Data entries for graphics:
>> START

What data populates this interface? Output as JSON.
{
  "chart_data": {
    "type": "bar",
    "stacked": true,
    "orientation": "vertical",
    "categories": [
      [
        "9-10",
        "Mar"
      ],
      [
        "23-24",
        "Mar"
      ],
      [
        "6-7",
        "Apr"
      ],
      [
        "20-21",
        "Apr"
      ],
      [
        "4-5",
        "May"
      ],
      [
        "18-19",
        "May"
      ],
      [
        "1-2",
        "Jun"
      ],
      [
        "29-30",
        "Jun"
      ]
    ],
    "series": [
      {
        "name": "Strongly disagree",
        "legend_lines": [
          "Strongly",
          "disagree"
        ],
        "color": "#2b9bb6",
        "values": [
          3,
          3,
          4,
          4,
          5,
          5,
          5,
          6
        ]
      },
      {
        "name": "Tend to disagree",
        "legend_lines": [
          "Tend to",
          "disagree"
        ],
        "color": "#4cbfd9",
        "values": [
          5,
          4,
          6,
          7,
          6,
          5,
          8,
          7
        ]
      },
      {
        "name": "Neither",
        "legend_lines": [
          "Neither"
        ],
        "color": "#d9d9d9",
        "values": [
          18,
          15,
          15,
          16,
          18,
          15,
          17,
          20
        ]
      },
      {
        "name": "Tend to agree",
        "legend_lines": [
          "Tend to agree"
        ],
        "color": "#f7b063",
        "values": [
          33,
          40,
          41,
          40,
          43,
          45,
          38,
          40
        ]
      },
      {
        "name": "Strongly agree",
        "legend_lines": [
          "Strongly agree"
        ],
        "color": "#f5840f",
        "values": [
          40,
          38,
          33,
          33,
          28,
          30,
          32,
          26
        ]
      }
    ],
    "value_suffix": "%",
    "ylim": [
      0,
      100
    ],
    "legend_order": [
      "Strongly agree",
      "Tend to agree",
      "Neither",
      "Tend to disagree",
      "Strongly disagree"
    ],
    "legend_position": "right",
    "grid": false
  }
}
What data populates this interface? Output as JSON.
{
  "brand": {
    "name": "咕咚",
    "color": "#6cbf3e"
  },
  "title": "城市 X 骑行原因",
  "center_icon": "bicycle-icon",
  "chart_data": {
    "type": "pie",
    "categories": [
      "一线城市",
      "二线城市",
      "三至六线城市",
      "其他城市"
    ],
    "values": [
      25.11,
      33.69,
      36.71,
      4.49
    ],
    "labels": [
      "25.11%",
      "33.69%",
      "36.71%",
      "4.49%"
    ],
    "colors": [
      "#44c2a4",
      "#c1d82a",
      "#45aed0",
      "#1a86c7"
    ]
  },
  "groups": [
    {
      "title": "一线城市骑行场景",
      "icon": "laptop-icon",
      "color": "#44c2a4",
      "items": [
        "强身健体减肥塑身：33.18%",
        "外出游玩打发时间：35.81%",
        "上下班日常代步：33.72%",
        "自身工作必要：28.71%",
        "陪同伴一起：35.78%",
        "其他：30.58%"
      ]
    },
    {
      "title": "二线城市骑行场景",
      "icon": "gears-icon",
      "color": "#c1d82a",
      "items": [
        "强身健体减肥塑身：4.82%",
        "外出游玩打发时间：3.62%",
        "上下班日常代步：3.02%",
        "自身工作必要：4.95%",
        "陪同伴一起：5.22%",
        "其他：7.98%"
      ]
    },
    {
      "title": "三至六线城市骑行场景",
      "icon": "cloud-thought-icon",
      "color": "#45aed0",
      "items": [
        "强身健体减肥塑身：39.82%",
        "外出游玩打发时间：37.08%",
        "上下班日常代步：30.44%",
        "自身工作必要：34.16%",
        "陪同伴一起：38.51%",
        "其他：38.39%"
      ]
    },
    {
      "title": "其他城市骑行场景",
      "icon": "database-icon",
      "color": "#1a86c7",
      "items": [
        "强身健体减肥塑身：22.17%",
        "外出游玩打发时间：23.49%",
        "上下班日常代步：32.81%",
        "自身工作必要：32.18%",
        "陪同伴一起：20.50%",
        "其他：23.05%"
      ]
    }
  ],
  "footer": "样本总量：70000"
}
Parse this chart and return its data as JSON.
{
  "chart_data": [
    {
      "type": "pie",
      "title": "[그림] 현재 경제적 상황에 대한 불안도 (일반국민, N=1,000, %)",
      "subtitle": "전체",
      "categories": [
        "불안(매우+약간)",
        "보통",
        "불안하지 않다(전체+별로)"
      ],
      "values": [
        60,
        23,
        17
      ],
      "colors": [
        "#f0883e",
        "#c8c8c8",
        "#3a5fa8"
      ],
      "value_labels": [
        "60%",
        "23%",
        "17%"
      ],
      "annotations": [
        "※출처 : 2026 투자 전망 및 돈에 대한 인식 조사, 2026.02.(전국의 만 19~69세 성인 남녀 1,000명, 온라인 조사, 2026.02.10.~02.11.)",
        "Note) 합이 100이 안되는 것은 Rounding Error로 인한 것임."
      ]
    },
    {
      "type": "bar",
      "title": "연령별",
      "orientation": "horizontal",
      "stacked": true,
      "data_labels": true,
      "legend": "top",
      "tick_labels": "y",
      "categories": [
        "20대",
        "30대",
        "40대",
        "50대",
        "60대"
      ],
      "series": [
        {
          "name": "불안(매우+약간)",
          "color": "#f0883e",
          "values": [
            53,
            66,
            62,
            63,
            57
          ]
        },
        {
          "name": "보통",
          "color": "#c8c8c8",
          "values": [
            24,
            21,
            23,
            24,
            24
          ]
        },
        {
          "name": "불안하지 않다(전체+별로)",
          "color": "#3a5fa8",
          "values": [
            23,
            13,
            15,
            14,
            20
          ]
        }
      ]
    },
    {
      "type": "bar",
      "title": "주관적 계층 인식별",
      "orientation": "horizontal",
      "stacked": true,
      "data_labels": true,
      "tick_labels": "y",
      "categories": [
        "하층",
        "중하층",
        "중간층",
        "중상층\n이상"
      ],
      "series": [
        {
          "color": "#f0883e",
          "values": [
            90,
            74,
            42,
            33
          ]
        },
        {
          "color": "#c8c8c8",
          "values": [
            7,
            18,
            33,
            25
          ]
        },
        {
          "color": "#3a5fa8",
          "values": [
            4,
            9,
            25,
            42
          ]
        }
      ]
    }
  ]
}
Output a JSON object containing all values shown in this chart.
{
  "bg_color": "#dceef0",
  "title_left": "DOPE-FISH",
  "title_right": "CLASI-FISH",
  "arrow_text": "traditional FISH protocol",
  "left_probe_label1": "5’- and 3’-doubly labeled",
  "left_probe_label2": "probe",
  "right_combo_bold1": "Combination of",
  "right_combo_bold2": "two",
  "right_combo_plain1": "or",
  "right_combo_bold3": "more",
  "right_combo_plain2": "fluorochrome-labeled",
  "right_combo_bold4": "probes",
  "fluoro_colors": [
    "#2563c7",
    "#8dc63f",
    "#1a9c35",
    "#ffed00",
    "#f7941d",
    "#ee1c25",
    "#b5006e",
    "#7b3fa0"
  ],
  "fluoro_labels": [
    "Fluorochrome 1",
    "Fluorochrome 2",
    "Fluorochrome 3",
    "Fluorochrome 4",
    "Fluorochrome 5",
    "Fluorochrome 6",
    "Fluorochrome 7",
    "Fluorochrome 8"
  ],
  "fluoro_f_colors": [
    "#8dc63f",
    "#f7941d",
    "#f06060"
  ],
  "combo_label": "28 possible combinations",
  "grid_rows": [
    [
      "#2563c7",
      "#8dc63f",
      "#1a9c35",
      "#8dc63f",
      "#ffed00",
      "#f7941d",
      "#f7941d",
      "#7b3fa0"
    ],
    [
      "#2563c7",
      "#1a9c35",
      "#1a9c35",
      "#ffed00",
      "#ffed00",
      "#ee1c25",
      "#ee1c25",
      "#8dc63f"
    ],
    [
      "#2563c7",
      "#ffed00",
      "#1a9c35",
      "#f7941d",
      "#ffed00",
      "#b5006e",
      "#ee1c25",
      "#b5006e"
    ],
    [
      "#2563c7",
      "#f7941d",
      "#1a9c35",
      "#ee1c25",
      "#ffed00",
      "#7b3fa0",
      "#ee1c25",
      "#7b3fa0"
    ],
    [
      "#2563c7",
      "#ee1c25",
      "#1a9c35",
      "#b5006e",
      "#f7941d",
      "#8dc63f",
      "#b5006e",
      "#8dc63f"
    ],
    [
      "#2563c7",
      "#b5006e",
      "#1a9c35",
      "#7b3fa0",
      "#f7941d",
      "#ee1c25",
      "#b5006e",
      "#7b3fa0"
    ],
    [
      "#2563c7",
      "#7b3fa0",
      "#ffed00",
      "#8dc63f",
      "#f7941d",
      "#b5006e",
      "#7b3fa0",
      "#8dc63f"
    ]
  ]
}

>> END

Problem statement: What is the number of lines that contain "disagree"? Reply with that number alone.

Result: 6